TASK INSTRUCTIONS » Output all records precisely as written.

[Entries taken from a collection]
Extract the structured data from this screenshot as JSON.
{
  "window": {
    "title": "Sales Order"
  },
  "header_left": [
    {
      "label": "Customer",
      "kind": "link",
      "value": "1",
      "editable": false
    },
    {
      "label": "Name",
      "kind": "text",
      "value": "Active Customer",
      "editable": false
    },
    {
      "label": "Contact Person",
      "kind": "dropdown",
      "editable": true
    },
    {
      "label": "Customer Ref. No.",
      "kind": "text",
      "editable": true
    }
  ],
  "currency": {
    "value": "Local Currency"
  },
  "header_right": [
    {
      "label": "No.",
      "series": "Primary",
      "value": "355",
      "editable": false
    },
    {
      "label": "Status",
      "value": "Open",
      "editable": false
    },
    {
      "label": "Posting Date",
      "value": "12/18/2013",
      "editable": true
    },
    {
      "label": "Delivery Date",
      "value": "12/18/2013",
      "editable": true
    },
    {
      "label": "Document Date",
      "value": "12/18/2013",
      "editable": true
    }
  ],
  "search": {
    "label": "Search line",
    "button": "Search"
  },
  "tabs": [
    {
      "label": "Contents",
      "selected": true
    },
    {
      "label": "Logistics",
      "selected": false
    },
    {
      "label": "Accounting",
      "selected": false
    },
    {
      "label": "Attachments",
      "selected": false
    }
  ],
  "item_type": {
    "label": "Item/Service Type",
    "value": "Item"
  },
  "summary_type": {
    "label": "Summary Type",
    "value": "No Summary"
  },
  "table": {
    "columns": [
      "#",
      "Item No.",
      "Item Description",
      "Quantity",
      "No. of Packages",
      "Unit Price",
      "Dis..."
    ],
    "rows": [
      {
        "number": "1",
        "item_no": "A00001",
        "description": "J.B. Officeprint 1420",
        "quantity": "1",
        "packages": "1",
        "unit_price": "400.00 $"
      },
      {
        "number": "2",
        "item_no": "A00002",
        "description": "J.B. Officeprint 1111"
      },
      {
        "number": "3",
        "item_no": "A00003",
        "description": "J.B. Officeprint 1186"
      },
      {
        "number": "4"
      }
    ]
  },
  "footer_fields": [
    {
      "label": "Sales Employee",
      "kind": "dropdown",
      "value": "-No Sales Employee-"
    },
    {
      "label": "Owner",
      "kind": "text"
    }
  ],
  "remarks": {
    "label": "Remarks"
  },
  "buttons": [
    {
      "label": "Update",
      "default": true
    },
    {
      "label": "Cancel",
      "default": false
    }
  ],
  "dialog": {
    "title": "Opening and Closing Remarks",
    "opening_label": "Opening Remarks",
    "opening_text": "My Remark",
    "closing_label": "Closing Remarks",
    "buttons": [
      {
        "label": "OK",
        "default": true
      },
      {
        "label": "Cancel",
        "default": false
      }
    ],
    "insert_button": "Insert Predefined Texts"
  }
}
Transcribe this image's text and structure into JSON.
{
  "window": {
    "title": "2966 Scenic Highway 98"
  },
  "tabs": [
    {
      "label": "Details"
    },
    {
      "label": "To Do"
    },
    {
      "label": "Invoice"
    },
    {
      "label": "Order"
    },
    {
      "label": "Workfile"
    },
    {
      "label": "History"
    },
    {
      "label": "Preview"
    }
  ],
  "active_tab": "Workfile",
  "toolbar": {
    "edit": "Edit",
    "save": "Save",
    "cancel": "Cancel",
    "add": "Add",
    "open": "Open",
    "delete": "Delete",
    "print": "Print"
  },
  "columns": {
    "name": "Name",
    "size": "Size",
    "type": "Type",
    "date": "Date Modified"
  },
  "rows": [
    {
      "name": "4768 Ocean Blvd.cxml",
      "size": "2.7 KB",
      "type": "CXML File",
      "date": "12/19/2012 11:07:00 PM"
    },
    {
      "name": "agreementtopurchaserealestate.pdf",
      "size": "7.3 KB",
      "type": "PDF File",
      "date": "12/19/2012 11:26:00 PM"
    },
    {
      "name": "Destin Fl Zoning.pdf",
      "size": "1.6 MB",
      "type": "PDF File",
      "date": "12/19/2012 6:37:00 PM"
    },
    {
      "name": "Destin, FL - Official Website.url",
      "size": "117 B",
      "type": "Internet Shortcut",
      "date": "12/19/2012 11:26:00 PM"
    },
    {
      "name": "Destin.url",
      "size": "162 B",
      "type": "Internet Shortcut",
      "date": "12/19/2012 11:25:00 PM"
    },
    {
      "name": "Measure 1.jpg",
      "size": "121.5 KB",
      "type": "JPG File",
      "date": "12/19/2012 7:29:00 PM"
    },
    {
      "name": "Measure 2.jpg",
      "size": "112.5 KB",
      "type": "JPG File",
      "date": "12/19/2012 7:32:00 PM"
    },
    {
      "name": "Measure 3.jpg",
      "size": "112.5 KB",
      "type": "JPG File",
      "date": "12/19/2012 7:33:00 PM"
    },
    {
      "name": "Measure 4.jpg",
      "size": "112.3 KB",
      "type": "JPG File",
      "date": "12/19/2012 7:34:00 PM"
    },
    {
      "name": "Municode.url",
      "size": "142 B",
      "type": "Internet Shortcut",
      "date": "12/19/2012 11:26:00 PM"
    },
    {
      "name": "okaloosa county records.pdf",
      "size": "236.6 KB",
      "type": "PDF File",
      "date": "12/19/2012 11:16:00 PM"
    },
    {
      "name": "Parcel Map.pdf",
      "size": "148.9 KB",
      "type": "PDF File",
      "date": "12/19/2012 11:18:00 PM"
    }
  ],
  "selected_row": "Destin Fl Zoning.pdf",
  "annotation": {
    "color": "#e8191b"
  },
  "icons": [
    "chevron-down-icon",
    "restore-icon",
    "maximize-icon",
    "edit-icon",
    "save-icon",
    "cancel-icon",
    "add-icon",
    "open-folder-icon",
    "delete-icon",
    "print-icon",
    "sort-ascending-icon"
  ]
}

SOLUTION FOR THIS TASK »
Extract the structured data from this screenshot as JSON.
{
  "window": {
    "title": "Sales Order"
  },
  "header_left": [
    {
      "label": "Customer",
      "kind": "link",
      "value": "1",
      "editable": false
    },
    {
      "label": "Name",
      "kind": "text",
      "value": "Active Customer",
      "editable": false
    },
    {
      "label": "Contact Person",
      "kind": "dropdown",
      "editable": true
    },
    {
      "label": "Customer Ref. No.",
      "kind": "text",
      "editable": true
    }
  ],
  "currency": {
    "value": "Local Currency"
  },
  "header_right": [
    {
      "label": "No.",
      "series": "Primary",
      "value": "355",
      "editable": false
    },
    {
      "label": "Status",
      "value": "Open",
      "editable": false
    },
    {
      "label": "Posting Date",
      "value": "12/18/2013",
      "editable": true
    },
    {
      "label": "Delivery Date",
      "value": "12/18/2013",
      "editable": true
    },
    {
      "label": "Document Date",
      "value": "12/18/2013",
      "editable": true
    }
  ],
  "search": {
    "label": "Search line",
    "button": "Search"
  },
  "tabs": [
    {
      "label": "Contents",
      "selected": true
    },
    {
      "label": "Logistics",
      "selected": false
    },
    {
      "label": "Accounting",
      "selected": false
    },
    {
      "label": "Attachments",
      "selected": false
    }
  ],
  "item_type": {
    "label": "Item/Service Type",
    "value": "Item"
  },
  "summary_type": {
    "label": "Summary Type",
    "value": "No Summary"
  },
  "table": {
    "columns": [
      "#",
      "Item No.",
      "Item Description",
      "Quantity",
      "No. of Packages",
      "Unit Price",
      "Dis..."
    ],
    "rows": [
      {
        "number": "1",
        "item_no": "A00001",
        "description": "J.B. Officeprint 1420",
        "quantity": "1",
        "packages": "1",
        "unit_price": "400.00 $"
      },
      {
        "number": "2",
        "item_no": "A00002",
        "description": "J.B. Officeprint 1111"
      },
      {
        "number": "3",
        "item_no": "A00003",
        "description": "J.B. Officeprint 1186"
      },
      {
        "number": "4"
      }
    ]
  },
  "footer_fields": [
    {
      "label": "Sales Employee",
      "kind": "dropdown",
      "value": "-No Sales Employee-"
    },
    {
      "label": "Owner",
      "kind": "text"
    }
  ],
  "remarks": {
    "label": "Remarks"
  },
  "buttons": [
    {
      "label": "Update",
      "default": true
    },
    {
      "label": "Cancel",
      "default": false
    }
  ],
  "dialog": {
    "title": "Opening and Closing Remarks",
    "opening_label": "Opening Remarks",
    "opening_text": "My Remark",
    "closing_label": "Closing Remarks",
    "buttons": [
      {
        "label": "OK",
        "default": true
      },
      {
        "label": "Cancel",
        "default": false
      }
    ],
    "insert_button": "Insert Predefined Texts"
  }
}
Transcribe this image's text and structure into JSON.
{
  "window": {
    "title": "2966 Scenic Highway 98"
  },
  "tabs": [
    {
      "label": "Details"
    },
    {
      "label": "To Do"
    },
    {
      "label": "Invoice"
    },
    {
      "label": "Order"
    },
    {
      "label": "Workfile"
    },
    {
      "label": "History"
    },
    {
      "label": "Preview"
    }
  ],
  "active_tab": "Workfile",
  "toolbar": {
    "edit": "Edit",
    "save": "Save",
    "cancel": "Cancel",
    "add": "Add",
    "open": "Open",
    "delete": "Delete",
    "print": "Print"
  },
  "columns": {
    "name": "Name",
    "size": "Size",
    "type": "Type",
    "date": "Date Modified"
  },
  "rows": [
    {
      "name": "4768 Ocean Blvd.cxml",
      "size": "2.7 KB",
      "type": "CXML File",
      "date": "12/19/2012 11:07:00 PM"
    },
    {
      "name": "agreementtopurchaserealestate.pdf",
      "size": "7.3 KB",
      "type": "PDF File",
      "date": "12/19/2012 11:26:00 PM"
    },
    {
      "name": "Destin Fl Zoning.pdf",
      "size": "1.6 MB",
      "type": "PDF File",
      "date": "12/19/2012 6:37:00 PM"
    },
    {
      "name": "Destin, FL - Official Website.url",
      "size": "117 B",
      "type": "Internet Shortcut",
      "date": "12/19/2012 11:26:00 PM"
    },
    {
      "name": "Destin.url",
      "size": "162 B",
      "type": "Internet Shortcut",
      "date": "12/19/2012 11:25:00 PM"
    },
    {
      "name": "Measure 1.jpg",
      "size": "121.5 KB",
      "type": "JPG File",
      "date": "12/19/2012 7:29:00 PM"
    },
    {
      "name": "Measure 2.jpg",
      "size": "112.5 KB",
      "type": "JPG File",
      "date": "12/19/2012 7:32:00 PM"
    },
    {
      "name": "Measure 3.jpg",
      "size": "112.5 KB",
      "type": "JPG File",
      "date": "12/19/2012 7:33:00 PM"
    },
    {
      "name": "Measure 4.jpg",
      "size": "112.3 KB",
      "type": "JPG File",
      "date": "12/19/2012 7:34:00 PM"
    },
    {
      "name": "Municode.url",
      "size": "142 B",
      "type": "Internet Shortcut",
      "date": "12/19/2012 11:26:00 PM"
    },
    {
      "name": "okaloosa county records.pdf",
      "size": "236.6 KB",
      "type": "PDF File",
      "date": "12/19/2012 11:16:00 PM"
    },
    {
      "name": "Parcel Map.pdf",
      "size": "148.9 KB",
      "type": "PDF File",
      "date": "12/19/2012 11:18:00 PM"
    }
  ],
  "selected_row": "Destin Fl Zoning.pdf",
  "annotation": {
    "color": "#e8191b"
  },
  "icons": [
    "chevron-down-icon",
    "restore-icon",
    "maximize-icon",
    "edit-icon",
    "save-icon",
    "cancel-icon",
    "add-icon",
    "open-folder-icon",
    "delete-icon",
    "print-icon",
    "sort-ascending-icon"
  ]
}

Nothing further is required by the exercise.